Figure record listings
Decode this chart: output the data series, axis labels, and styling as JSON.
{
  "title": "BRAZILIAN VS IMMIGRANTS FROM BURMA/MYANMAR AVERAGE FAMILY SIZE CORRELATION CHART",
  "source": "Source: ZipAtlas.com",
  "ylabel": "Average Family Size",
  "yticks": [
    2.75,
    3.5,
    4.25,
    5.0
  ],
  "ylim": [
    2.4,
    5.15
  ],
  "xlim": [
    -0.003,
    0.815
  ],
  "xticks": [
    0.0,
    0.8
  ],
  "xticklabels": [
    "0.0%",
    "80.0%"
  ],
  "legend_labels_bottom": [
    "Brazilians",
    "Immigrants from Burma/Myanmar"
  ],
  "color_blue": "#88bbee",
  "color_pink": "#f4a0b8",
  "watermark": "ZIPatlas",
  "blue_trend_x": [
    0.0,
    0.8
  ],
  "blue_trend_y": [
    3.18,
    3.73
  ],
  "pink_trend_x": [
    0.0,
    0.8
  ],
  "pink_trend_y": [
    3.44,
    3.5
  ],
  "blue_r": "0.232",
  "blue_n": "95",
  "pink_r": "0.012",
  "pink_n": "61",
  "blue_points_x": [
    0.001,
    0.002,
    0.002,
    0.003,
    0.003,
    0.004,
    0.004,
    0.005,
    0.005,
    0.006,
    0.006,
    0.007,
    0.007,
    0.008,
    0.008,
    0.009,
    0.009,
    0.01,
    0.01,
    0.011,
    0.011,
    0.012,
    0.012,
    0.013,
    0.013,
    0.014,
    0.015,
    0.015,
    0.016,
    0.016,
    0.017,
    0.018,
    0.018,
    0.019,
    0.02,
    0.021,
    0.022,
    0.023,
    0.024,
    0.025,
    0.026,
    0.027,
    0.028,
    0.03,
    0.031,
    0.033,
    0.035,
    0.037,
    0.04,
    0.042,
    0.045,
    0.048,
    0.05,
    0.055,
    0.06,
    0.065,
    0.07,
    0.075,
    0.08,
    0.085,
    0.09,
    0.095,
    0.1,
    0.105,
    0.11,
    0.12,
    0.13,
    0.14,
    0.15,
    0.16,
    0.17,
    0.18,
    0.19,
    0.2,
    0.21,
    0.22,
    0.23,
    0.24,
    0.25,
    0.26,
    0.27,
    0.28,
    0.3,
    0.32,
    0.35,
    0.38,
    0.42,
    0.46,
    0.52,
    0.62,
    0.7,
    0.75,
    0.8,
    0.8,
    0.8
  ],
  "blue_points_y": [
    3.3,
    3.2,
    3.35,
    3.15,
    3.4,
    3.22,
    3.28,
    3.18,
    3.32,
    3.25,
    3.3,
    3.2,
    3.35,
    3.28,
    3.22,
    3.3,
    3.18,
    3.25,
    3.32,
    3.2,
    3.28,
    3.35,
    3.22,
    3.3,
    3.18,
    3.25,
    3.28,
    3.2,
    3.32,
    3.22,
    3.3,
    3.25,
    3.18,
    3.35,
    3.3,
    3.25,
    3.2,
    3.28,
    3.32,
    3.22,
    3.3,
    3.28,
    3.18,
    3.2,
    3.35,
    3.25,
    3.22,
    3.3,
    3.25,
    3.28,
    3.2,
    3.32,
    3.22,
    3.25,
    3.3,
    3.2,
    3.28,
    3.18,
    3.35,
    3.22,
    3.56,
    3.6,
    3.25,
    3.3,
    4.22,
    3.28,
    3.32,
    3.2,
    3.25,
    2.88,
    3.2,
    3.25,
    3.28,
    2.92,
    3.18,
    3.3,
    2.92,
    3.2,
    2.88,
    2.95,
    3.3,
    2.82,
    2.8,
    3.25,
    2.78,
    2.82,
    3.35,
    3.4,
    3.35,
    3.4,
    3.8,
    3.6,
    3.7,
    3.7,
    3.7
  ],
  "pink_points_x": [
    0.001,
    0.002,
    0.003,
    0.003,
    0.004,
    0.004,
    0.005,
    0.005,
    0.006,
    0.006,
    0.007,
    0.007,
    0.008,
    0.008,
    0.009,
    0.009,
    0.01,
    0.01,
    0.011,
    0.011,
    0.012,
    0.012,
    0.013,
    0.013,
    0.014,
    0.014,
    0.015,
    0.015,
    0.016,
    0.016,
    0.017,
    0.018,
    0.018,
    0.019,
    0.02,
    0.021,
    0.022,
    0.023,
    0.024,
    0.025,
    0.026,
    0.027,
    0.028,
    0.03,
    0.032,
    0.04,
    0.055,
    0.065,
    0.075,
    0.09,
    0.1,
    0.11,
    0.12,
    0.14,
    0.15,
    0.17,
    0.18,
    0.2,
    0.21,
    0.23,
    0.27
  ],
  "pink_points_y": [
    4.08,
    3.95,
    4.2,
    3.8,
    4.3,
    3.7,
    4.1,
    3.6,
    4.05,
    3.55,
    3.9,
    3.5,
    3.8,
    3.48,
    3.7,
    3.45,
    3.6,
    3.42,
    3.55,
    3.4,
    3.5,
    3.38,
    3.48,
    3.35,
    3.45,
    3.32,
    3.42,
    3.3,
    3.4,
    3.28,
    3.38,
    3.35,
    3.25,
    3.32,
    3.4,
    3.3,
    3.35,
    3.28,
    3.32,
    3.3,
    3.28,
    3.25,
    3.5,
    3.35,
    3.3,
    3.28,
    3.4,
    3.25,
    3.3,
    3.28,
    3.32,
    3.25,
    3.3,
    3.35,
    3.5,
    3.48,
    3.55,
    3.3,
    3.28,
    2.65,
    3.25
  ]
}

### PROBLEM TO SOLVE
All of the entries above need to be reproduced exactly.

### THE RESPONSE
Decode this chart: output the data series, axis labels, and styling as JSON.
{
  "title": "BRAZILIAN VS IMMIGRANTS FROM BURMA/MYANMAR AVERAGE FAMILY SIZE CORRELATION CHART",
  "source": "Source: ZipAtlas.com",
  "ylabel": "Average Family Size",
  "yticks": [
    2.75,
    3.5,
    4.25,
    5.0
  ],
  "ylim": [
    2.4,
    5.15
  ],
  "xlim": [
    -0.003,
    0.815
  ],
  "xticks": [
    0.0,
    0.8
  ],
  "xticklabels": [
    "0.0%",
    "80.0%"
  ],
  "legend_labels_bottom": [
    "Brazilians",
    "Immigrants from Burma/Myanmar"
  ],
  "color_blue": "#88bbee",
  "color_pink": "#f4a0b8",
  "watermark": "ZIPatlas",
  "blue_trend_x": [
    0.0,
    0.8
  ],
  "blue_trend_y": [
    3.18,
    3.73
  ],
  "pink_trend_x": [
    0.0,
    0.8
  ],
  "pink_trend_y": [
    3.44,
    3.5
  ],
  "blue_r": "0.232",
  "blue_n": "95",
  "pink_r": "0.012",
  "pink_n": "61",
  "blue_points_x": [
    0.001,
    0.002,
    0.002,
    0.003,
    0.003,
    0.004,
    0.004,
    0.005,
    0.005,
    0.006,
    0.006,
    0.007,
    0.007,
    0.008,
    0.008,
    0.009,
    0.009,
    0.01,
    0.01,
    0.011,
    0.011,
    0.012,
    0.012,
    0.013,
    0.013,
    0.014,
    0.015,
    0.015,
    0.016,
    0.016,
    0.017,
    0.018,
    0.018,
    0.019,
    0.02,
    0.021,
    0.022,
    0.023,
    0.024,
    0.025,
    0.026,
    0.027,
    0.028,
    0.03,
    0.031,
    0.033,
    0.035,
    0.037,
    0.04,
    0.042,
    0.045,
    0.048,
    0.05,
    0.055,
    0.06,
    0.065,
    0.07,
    0.075,
    0.08,
    0.085,
    0.09,
    0.095,
    0.1,
    0.105,
    0.11,
    0.12,
    0.13,
    0.14,
    0.15,
    0.16,
    0.17,
    0.18,
    0.19,
    0.2,
    0.21,
    0.22,
    0.23,
    0.24,
    0.25,
    0.26,
    0.27,
    0.28,
    0.3,
    0.32,
    0.35,
    0.38,
    0.42,
    0.46,
    0.52,
    0.62,
    0.7,
    0.75,
    0.8,
    0.8,
    0.8
  ],
  "blue_points_y": [
    3.3,
    3.2,
    3.35,
    3.15,
    3.4,
    3.22,
    3.28,
    3.18,
    3.32,
    3.25,
    3.3,
    3.2,
    3.35,
    3.28,
    3.22,
    3.3,
    3.18,
    3.25,
    3.32,
    3.2,
    3.28,
    3.35,
    3.22,
    3.3,
    3.18,
    3.25,
    3.28,
    3.2,
    3.32,
    3.22,
    3.3,
    3.25,
    3.18,
    3.35,
    3.3,
    3.25,
    3.2,
    3.28,
    3.32,
    3.22,
    3.3,
    3.28,
    3.18,
    3.2,
    3.35,
    3.25,
    3.22,
    3.3,
    3.25,
    3.28,
    3.2,
    3.32,
    3.22,
    3.25,
    3.3,
    3.2,
    3.28,
    3.18,
    3.35,
    3.22,
    3.56,
    3.6,
    3.25,
    3.3,
    4.22,
    3.28,
    3.32,
    3.2,
    3.25,
    2.88,
    3.2,
    3.25,
    3.28,
    2.92,
    3.18,
    3.3,
    2.92,
    3.2,
    2.88,
    2.95,
    3.3,
    2.82,
    2.8,
    3.25,
    2.78,
    2.82,
    3.35,
    3.4,
    3.35,
    3.4,
    3.8,
    3.6,
    3.7,
    3.7,
    3.7
  ],
  "pink_points_x": [
    0.001,
    0.002,
    0.003,
    0.003,
    0.004,
    0.004,
    0.005,
    0.005,
    0.006,
    0.006,
    0.007,
    0.007,
    0.008,
    0.008,
    0.009,
    0.009,
    0.01,
    0.01,
    0.011,
    0.011,
    0.012,
    0.012,
    0.013,
    0.013,
    0.014,
    0.014,
    0.015,
    0.015,
    0.016,
    0.016,
    0.017,
    0.018,
    0.018,
    0.019,
    0.02,
    0.021,
    0.022,
    0.023,
    0.024,
    0.025,
    0.026,
    0.027,
    0.028,
    0.03,
    0.032,
    0.04,
    0.055,
    0.065,
    0.075,
    0.09,
    0.1,
    0.11,
    0.12,
    0.14,
    0.15,
    0.17,
    0.18,
    0.2,
    0.21,
    0.23,
    0.27
  ],
  "pink_points_y": [
    4.08,
    3.95,
    4.2,
    3.8,
    4.3,
    3.7,
    4.1,
    3.6,
    4.05,
    3.55,
    3.9,
    3.5,
    3.8,
    3.48,
    3.7,
    3.45,
    3.6,
    3.42,
    3.55,
    3.4,
    3.5,
    3.38,
    3.48,
    3.35,
    3.45,
    3.32,
    3.42,
    3.3,
    3.4,
    3.28,
    3.38,
    3.35,
    3.25,
    3.32,
    3.4,
    3.3,
    3.35,
    3.28,
    3.32,
    3.3,
    3.28,
    3.25,
    3.5,
    3.35,
    3.3,
    3.28,
    3.4,
    3.25,
    3.3,
    3.28,
    3.32,
    3.25,
    3.3,
    3.35,
    3.5,
    3.48,
    3.55,
    3.3,
    3.28,
    2.65,
    3.25
  ]
}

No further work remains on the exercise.